▶

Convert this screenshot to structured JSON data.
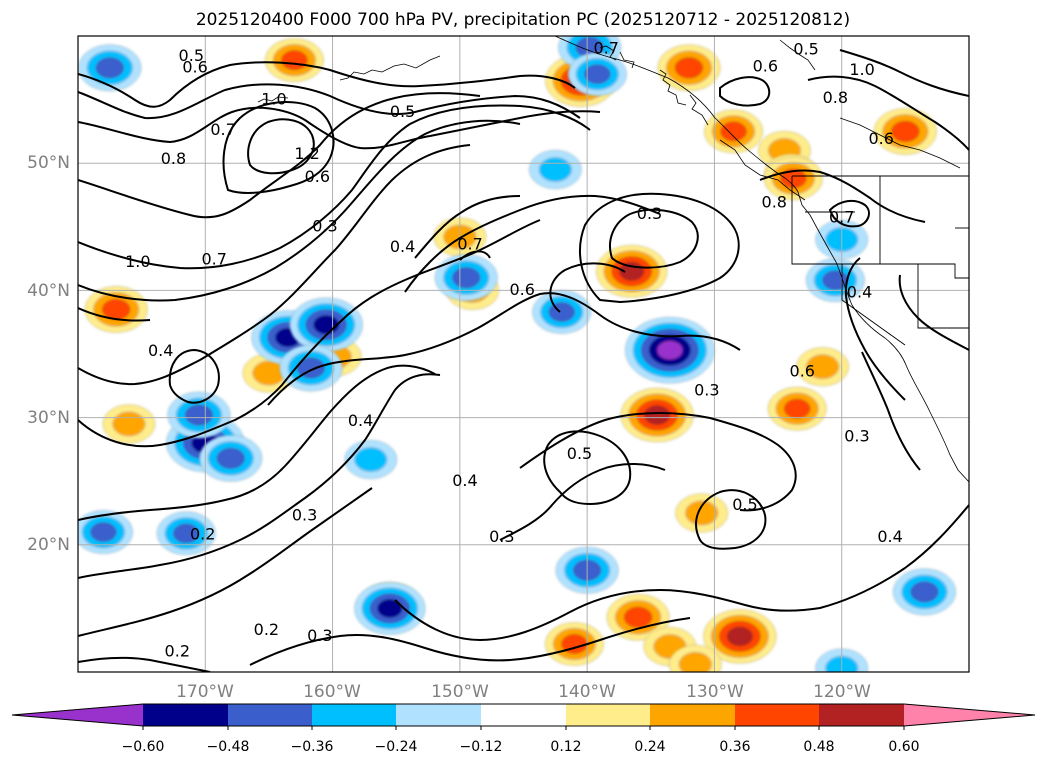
{
  "chart_data": {
    "type": "contour-map",
    "title": "2025120400 F000 700 hPa PV, precipitation PC (2025120712 - 2025120812)",
    "projection": "lat-lon map, North Pacific",
    "lat_ticks": [
      "50°N",
      "40°N",
      "30°N",
      "20°N"
    ],
    "lon_ticks": [
      "170°W",
      "160°W",
      "150°W",
      "140°W",
      "130°W",
      "120°W"
    ],
    "colorbar": {
      "ticks": [
        "−0.60",
        "−0.48",
        "−0.36",
        "−0.24",
        "−0.12",
        "0.12",
        "0.24",
        "0.36",
        "0.48",
        "0.60"
      ],
      "colors": [
        "#9932cc",
        "#00008b",
        "#3a5fcd",
        "#00bfff",
        "#b0e2ff",
        "#ffffff",
        "#ffec8b",
        "#ffa500",
        "#ff4500",
        "#b22222",
        "#ff82ab"
      ],
      "extend": "both"
    },
    "contour_labels": [
      "0.5",
      "0.6",
      "0.7",
      "0.5",
      "0.6",
      "1.0",
      "0.8",
      "0.6",
      "1.0",
      "0.7",
      "1.2",
      "0.8",
      "0.6",
      "0.5",
      "0.3",
      "0.4",
      "0.7",
      "0.3",
      "0.8",
      "0.7",
      "1.0",
      "0.7",
      "0.6",
      "0.4",
      "0.4",
      "0.6",
      "0.3",
      "0.4",
      "0.3",
      "0.5",
      "0.3",
      "0.5",
      "0.3",
      "0.4",
      "0.2",
      "0.3",
      "0.2",
      "0.2",
      "0.4"
    ],
    "contour_label_positions": [
      [
        -171.1,
        58.5
      ],
      [
        -170.8,
        57.6
      ],
      [
        -138.5,
        59.1
      ],
      [
        -122.8,
        59.0
      ],
      [
        -126.0,
        57.7
      ],
      [
        -118.4,
        57.4
      ],
      [
        -120.5,
        55.2
      ],
      [
        -116.9,
        52.0
      ],
      [
        -164.6,
        55.1
      ],
      [
        -168.6,
        52.7
      ],
      [
        -162.0,
        50.8
      ],
      [
        -172.5,
        50.4
      ],
      [
        -161.2,
        49.0
      ],
      [
        -154.5,
        54.1
      ],
      [
        -160.6,
        45.1
      ],
      [
        -154.5,
        43.5
      ],
      [
        -149.2,
        43.7
      ],
      [
        -135.1,
        46.1
      ],
      [
        -125.3,
        47.0
      ],
      [
        -120.0,
        45.8
      ],
      [
        -175.3,
        42.3
      ],
      [
        -169.3,
        42.5
      ],
      [
        -145.1,
        40.1
      ],
      [
        -118.6,
        39.9
      ],
      [
        -173.5,
        35.3
      ],
      [
        -123.1,
        33.7
      ],
      [
        -130.6,
        32.2
      ],
      [
        -157.8,
        29.8
      ],
      [
        -118.8,
        28.6
      ],
      [
        -140.6,
        27.2
      ],
      [
        -162.2,
        22.4
      ],
      [
        -127.6,
        23.2
      ],
      [
        -146.7,
        20.7
      ],
      [
        -116.2,
        20.7
      ],
      [
        -170.2,
        20.9
      ],
      [
        -161.0,
        12.9
      ],
      [
        -165.2,
        13.4
      ],
      [
        -172.2,
        11.7
      ],
      [
        -149.6,
        25.1
      ]
    ],
    "positive_patches": [
      {
        "lon": -163.0,
        "lat": 58.1,
        "value": 0.36
      },
      {
        "lon": -140.5,
        "lat": 56.5,
        "value": 0.48
      },
      {
        "lon": -132.0,
        "lat": 57.5,
        "value": 0.4
      },
      {
        "lon": -128.5,
        "lat": 52.5,
        "value": 0.36
      },
      {
        "lon": -124.5,
        "lat": 51.0,
        "value": 0.3
      },
      {
        "lon": -124.0,
        "lat": 49.2,
        "value": 0.3
      },
      {
        "lon": -123.8,
        "lat": 48.8,
        "value": 0.36
      },
      {
        "lon": -115.0,
        "lat": 52.5,
        "value": 0.4
      },
      {
        "lon": -150.0,
        "lat": 44.2,
        "value": 0.3
      },
      {
        "lon": -177.0,
        "lat": 38.5,
        "value": 0.4
      },
      {
        "lon": -165.0,
        "lat": 33.5,
        "value": 0.3
      },
      {
        "lon": -159.8,
        "lat": 34.8,
        "value": 0.3
      },
      {
        "lon": -149.0,
        "lat": 40.0,
        "value": 0.3
      },
      {
        "lon": -136.5,
        "lat": 41.5,
        "value": 0.48
      },
      {
        "lon": -134.5,
        "lat": 30.2,
        "value": 0.5
      },
      {
        "lon": -123.5,
        "lat": 30.7,
        "value": 0.36
      },
      {
        "lon": -121.5,
        "lat": 34.0,
        "value": 0.3
      },
      {
        "lon": -176.0,
        "lat": 29.5,
        "value": 0.3
      },
      {
        "lon": -155.5,
        "lat": 15.3,
        "value": 0.36
      },
      {
        "lon": -131.0,
        "lat": 22.5,
        "value": 0.3
      },
      {
        "lon": -136.0,
        "lat": 14.3,
        "value": 0.4
      },
      {
        "lon": -128.0,
        "lat": 12.8,
        "value": 0.5
      },
      {
        "lon": -141.0,
        "lat": 12.2,
        "value": 0.36
      },
      {
        "lon": -133.5,
        "lat": 12.0,
        "value": 0.3
      },
      {
        "lon": -131.5,
        "lat": 10.6,
        "value": 0.3
      }
    ],
    "negative_patches": [
      {
        "lon": -177.5,
        "lat": 57.5,
        "value": -0.4
      },
      {
        "lon": -139.8,
        "lat": 59.1,
        "value": -0.4
      },
      {
        "lon": -139.2,
        "lat": 57.0,
        "value": -0.36
      },
      {
        "lon": -142.5,
        "lat": 49.5,
        "value": -0.3
      },
      {
        "lon": -120.5,
        "lat": 40.8,
        "value": -0.36
      },
      {
        "lon": -120.0,
        "lat": 44.0,
        "value": -0.3
      },
      {
        "lon": -163.5,
        "lat": 36.3,
        "value": -0.5
      },
      {
        "lon": -160.5,
        "lat": 37.3,
        "value": -0.5
      },
      {
        "lon": -161.7,
        "lat": 33.9,
        "value": -0.4
      },
      {
        "lon": -149.5,
        "lat": 41.0,
        "value": -0.4
      },
      {
        "lon": -142.0,
        "lat": 38.3,
        "value": -0.36
      },
      {
        "lon": -133.5,
        "lat": 35.3,
        "value": -0.66
      },
      {
        "lon": -170.0,
        "lat": 28.0,
        "value": -0.55
      },
      {
        "lon": -168.0,
        "lat": 26.8,
        "value": -0.4
      },
      {
        "lon": -170.5,
        "lat": 30.2,
        "value": -0.4
      },
      {
        "lon": -157.0,
        "lat": 26.7,
        "value": -0.3
      },
      {
        "lon": -171.5,
        "lat": 20.9,
        "value": -0.36
      },
      {
        "lon": -178.0,
        "lat": 21.0,
        "value": -0.36
      },
      {
        "lon": -140.0,
        "lat": 18.0,
        "value": -0.4
      },
      {
        "lon": -155.5,
        "lat": 15.0,
        "value": -0.48
      },
      {
        "lon": -113.5,
        "lat": 16.3,
        "value": -0.4
      },
      {
        "lon": -120.0,
        "lat": 10.3,
        "value": -0.3
      }
    ]
  }
}
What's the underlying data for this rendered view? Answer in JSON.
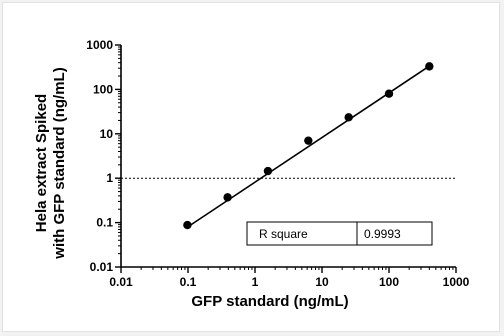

◀

:: PROBLEM REQUIREMENTS ::
Copy the lines from the entries above in which the word "JSON" appears.

:: SOLVED EXERCISE ::
Convert this screenshot to structured JSON data.
What's the underlying data for this rendered view? Answer in JSON.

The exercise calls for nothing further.